> **Problem to solve**: Write out all of the entries that follow, word for word, but skip the pictures.
--- --- ---
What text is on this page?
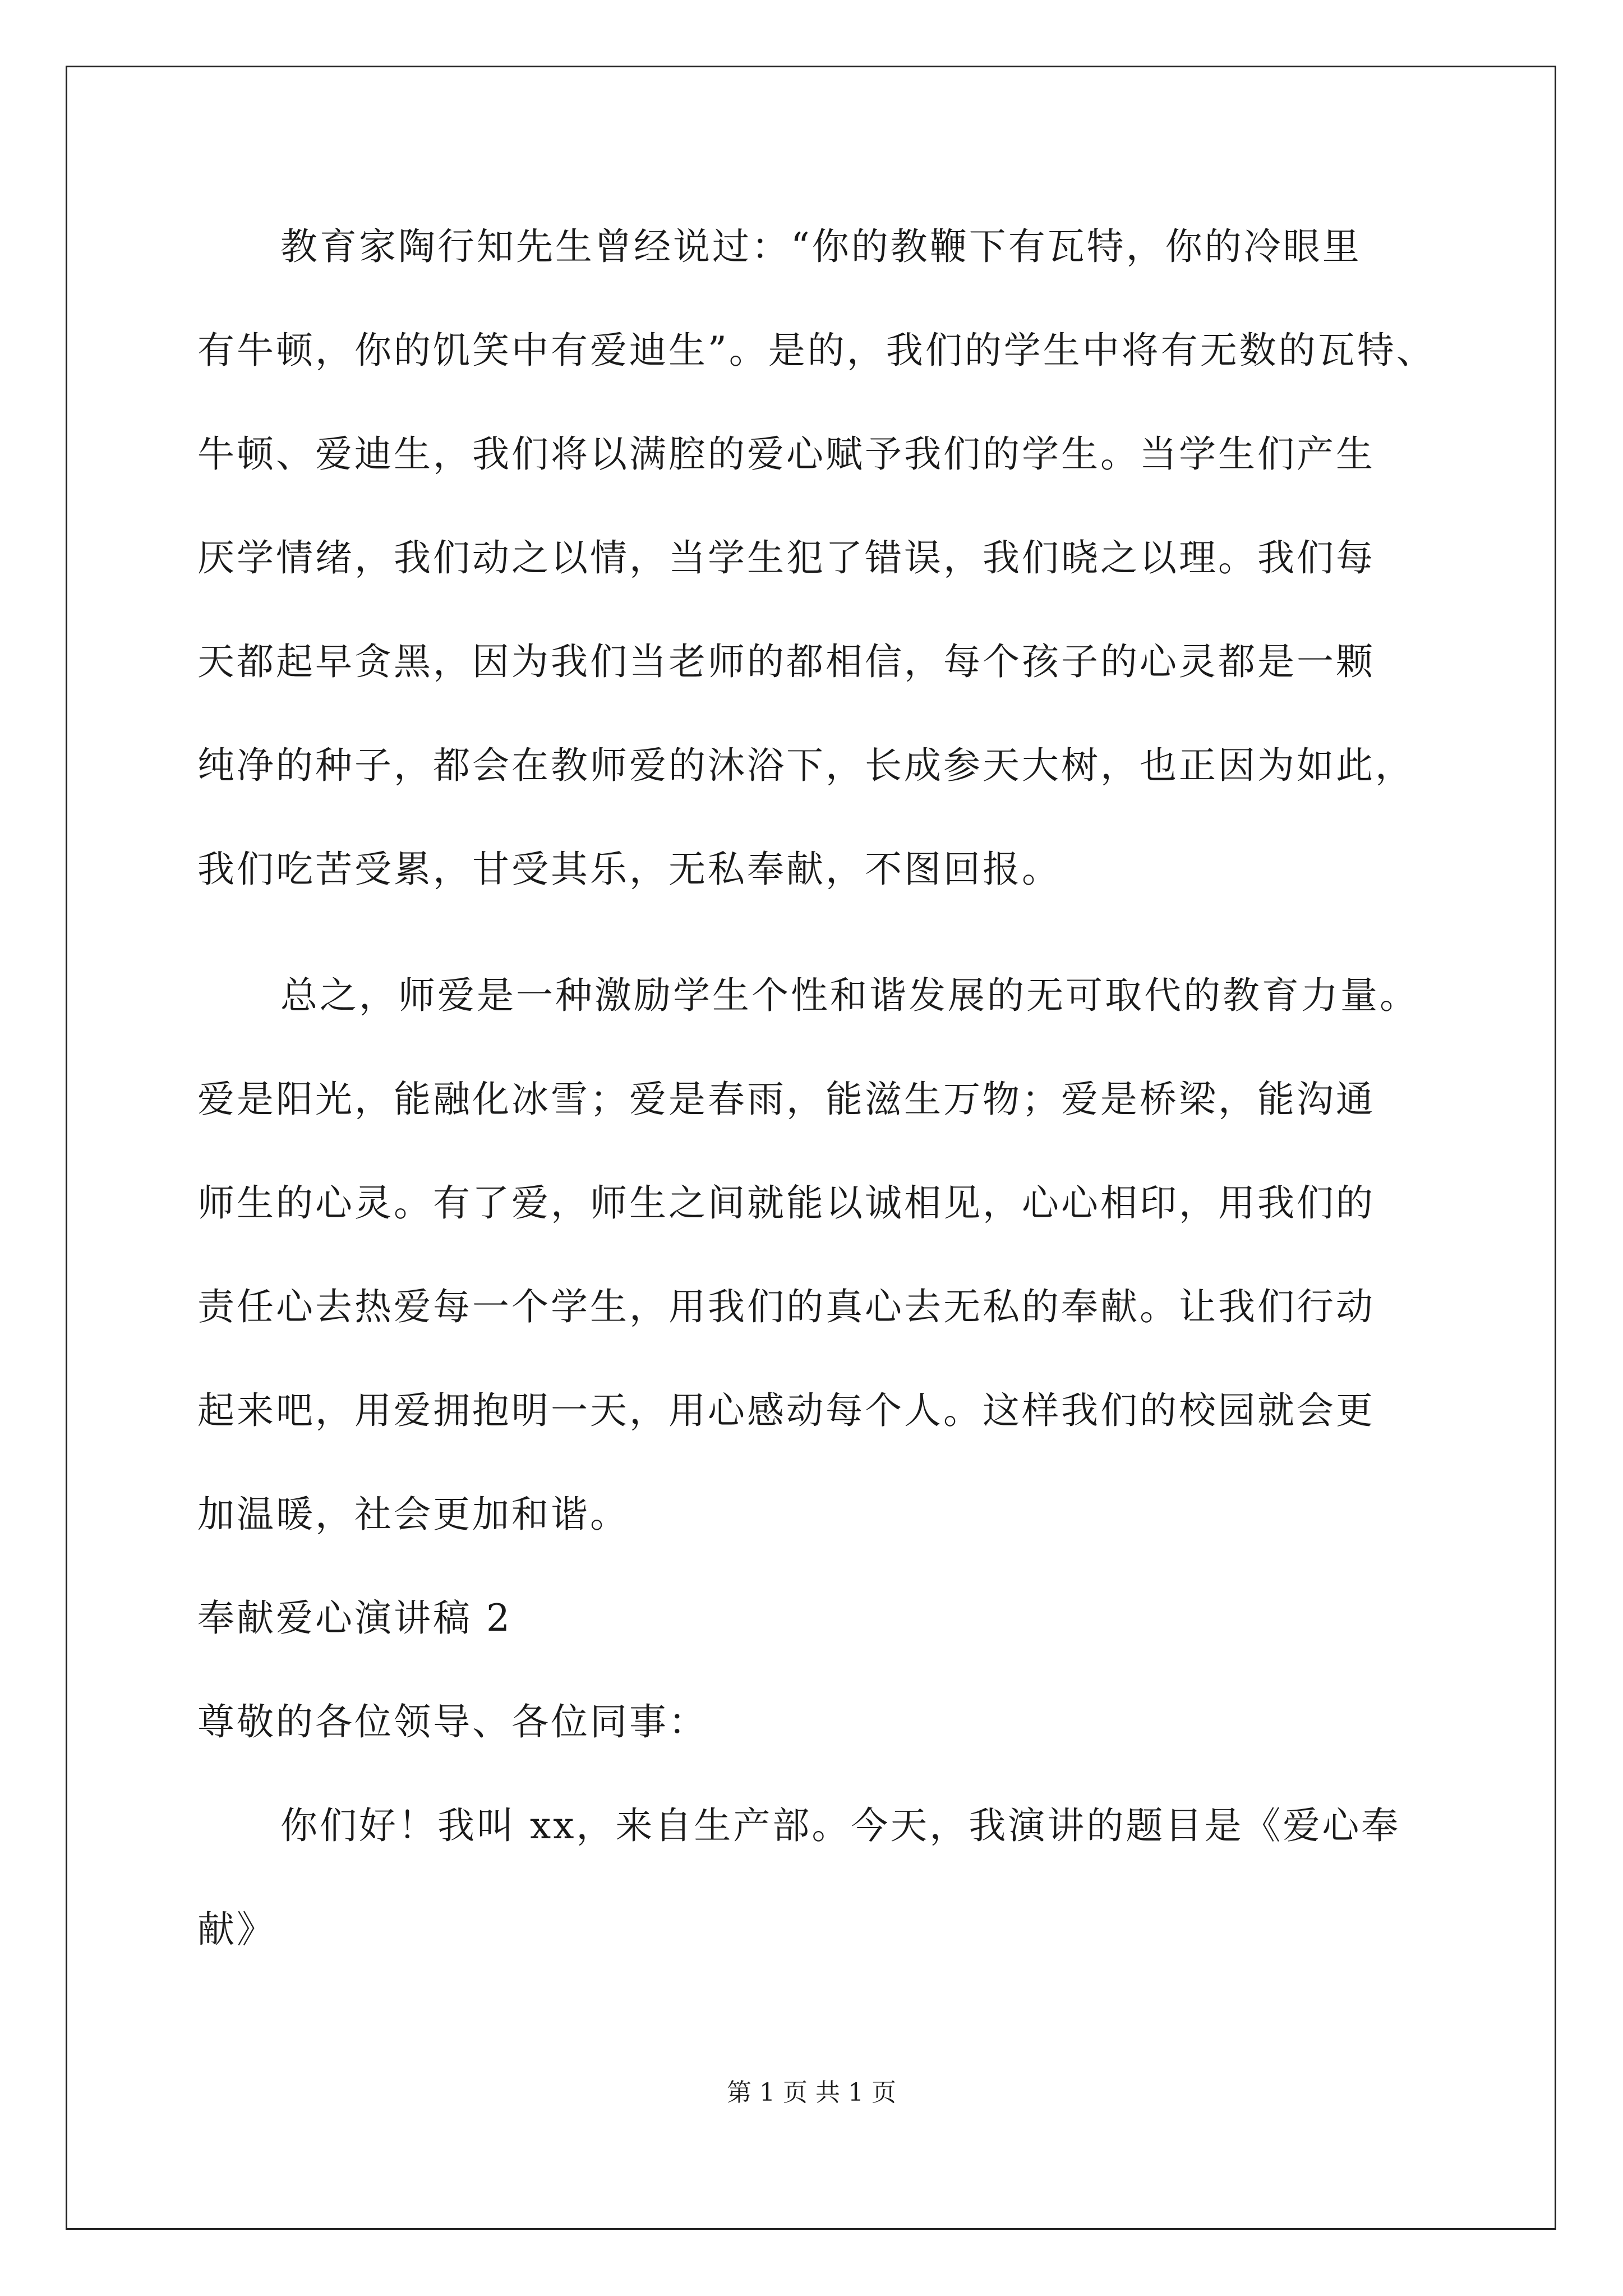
教育家陶行知先生曾经说过：“你的教鞭下有瓦特，你的冷眼里
有牛顿，你的饥笑中有爱迪生”。是的，我们的学生中将有无数的瓦特、
牛顿、爱迪生，我们将以满腔的爱心赋予我们的学生。当学生们产生
厌学情绪，我们动之以情，当学生犯了错误，我们晓之以理。我们每
天都起早贪黑，因为我们当老师的都相信，每个孩子的心灵都是一颗
纯净的种子，都会在教师爱的沐浴下，长成参天大树，也正因为如此，
我们吃苦受累，甘受其乐，无私奉献，不图回报。
总之，师爱是一种激励学生个性和谐发展的无可取代的教育力量。
爱是阳光，能融化冰雪；爱是春雨，能滋生万物；爱是桥梁，能沟通
师生的心灵。有了爱，师生之间就能以诚相见，心心相印，用我们的
责任心去热爱每一个学生，用我们的真心去无私的奉献。让我们行动
起来吧，用爱拥抱明一天，用心感动每个人。这样我们的校园就会更
加温暖，社会更加和谐。
奉献爱心演讲稿 2
尊敬的各位领导、各位同事：
你们好！我叫 xx，来自生产部。今天，我演讲的题目是《爱心奉
献》
第 1 页 共 1 页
--- --- ---
> **Response to this exercise**:
What text is on this page?
教育家陶行知先生曾经说过：“你的教鞭下有瓦特，你的冷眼里
有牛顿，你的饥笑中有爱迪生”。是的，我们的学生中将有无数的瓦特、
牛顿、爱迪生，我们将以满腔的爱心赋予我们的学生。当学生们产生
厌学情绪，我们动之以情，当学生犯了错误，我们晓之以理。我们每
天都起早贪黑，因为我们当老师的都相信，每个孩子的心灵都是一颗
纯净的种子，都会在教师爱的沐浴下，长成参天大树，也正因为如此，
我们吃苦受累，甘受其乐，无私奉献，不图回报。
总之，师爱是一种激励学生个性和谐发展的无可取代的教育力量。
爱是阳光，能融化冰雪；爱是春雨，能滋生万物；爱是桥梁，能沟通
师生的心灵。有了爱，师生之间就能以诚相见，心心相印，用我们的
责任心去热爱每一个学生，用我们的真心去无私的奉献。让我们行动
起来吧，用爱拥抱明一天，用心感动每个人。这样我们的校园就会更
加温暖，社会更加和谐。
奉献爱心演讲稿 2
尊敬的各位领导、各位同事：
你们好！我叫 xx，来自生产部。今天，我演讲的题目是《爱心奉
献》
第 1 页 共 1 页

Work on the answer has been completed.